#### [EXERCISE PROMPT]
Reproduce the records below in full and word for word, excluding pictures.

#### [Figure record extracts]
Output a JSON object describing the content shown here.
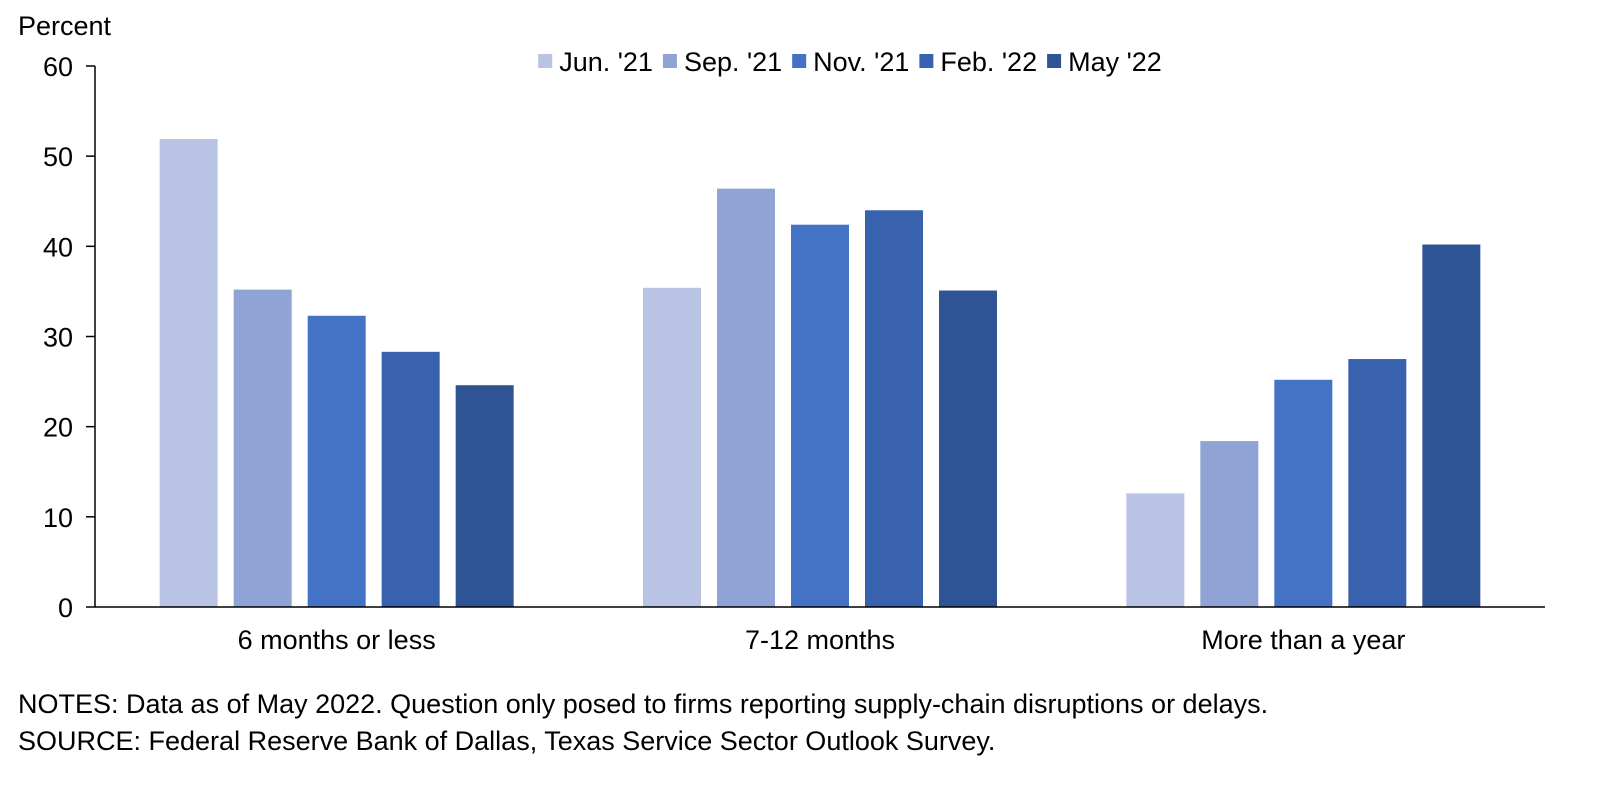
{
  "chart_data": {
    "type": "bar",
    "ylabel": "Percent",
    "ylim": [
      0,
      60
    ],
    "yticks": [
      0,
      10,
      20,
      30,
      40,
      50,
      60
    ],
    "categories": [
      "6 months or less",
      "7-12 months",
      "More than a year"
    ],
    "series": [
      {
        "name": "Jun. '21",
        "color": "#b9c3e3",
        "values": [
          51.9,
          35.4,
          12.6
        ]
      },
      {
        "name": "Sep. '21",
        "color": "#8fa4d4",
        "values": [
          35.2,
          46.4,
          18.4
        ]
      },
      {
        "name": "Nov. '21",
        "color": "#4472c4",
        "values": [
          32.3,
          42.4,
          25.2
        ]
      },
      {
        "name": "Feb. '22",
        "color": "#3862ad",
        "values": [
          28.3,
          44.0,
          27.5
        ]
      },
      {
        "name": "May '22",
        "color": "#2f5496",
        "values": [
          24.6,
          35.1,
          40.2
        ]
      }
    ],
    "legend": "top",
    "grid": false
  },
  "notes": {
    "line1": "NOTES: Data as of May 2022. Question only posed to firms reporting supply-chain disruptions or delays.",
    "line2": "SOURCE: Federal Reserve Bank of Dallas, Texas Service Sector Outlook Survey."
  }
}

#### [EXERCISE RESPONSE]
Output a JSON object describing the content shown here.
{
  "chart_data": {
    "type": "bar",
    "ylabel": "Percent",
    "ylim": [
      0,
      60
    ],
    "yticks": [
      0,
      10,
      20,
      30,
      40,
      50,
      60
    ],
    "categories": [
      "6 months or less",
      "7-12 months",
      "More than a year"
    ],
    "series": [
      {
        "name": "Jun. '21",
        "color": "#b9c3e3",
        "values": [
          51.9,
          35.4,
          12.6
        ]
      },
      {
        "name": "Sep. '21",
        "color": "#8fa4d4",
        "values": [
          35.2,
          46.4,
          18.4
        ]
      },
      {
        "name": "Nov. '21",
        "color": "#4472c4",
        "values": [
          32.3,
          42.4,
          25.2
        ]
      },
      {
        "name": "Feb. '22",
        "color": "#3862ad",
        "values": [
          28.3,
          44.0,
          27.5
        ]
      },
      {
        "name": "May '22",
        "color": "#2f5496",
        "values": [
          24.6,
          35.1,
          40.2
        ]
      }
    ],
    "legend": "top",
    "grid": false
  },
  "notes": {
    "line1": "NOTES: Data as of May 2022. Question only posed to firms reporting supply-chain disruptions or delays.",
    "line2": "SOURCE: Federal Reserve Bank of Dallas, Texas Service Sector Outlook Survey."
  }
}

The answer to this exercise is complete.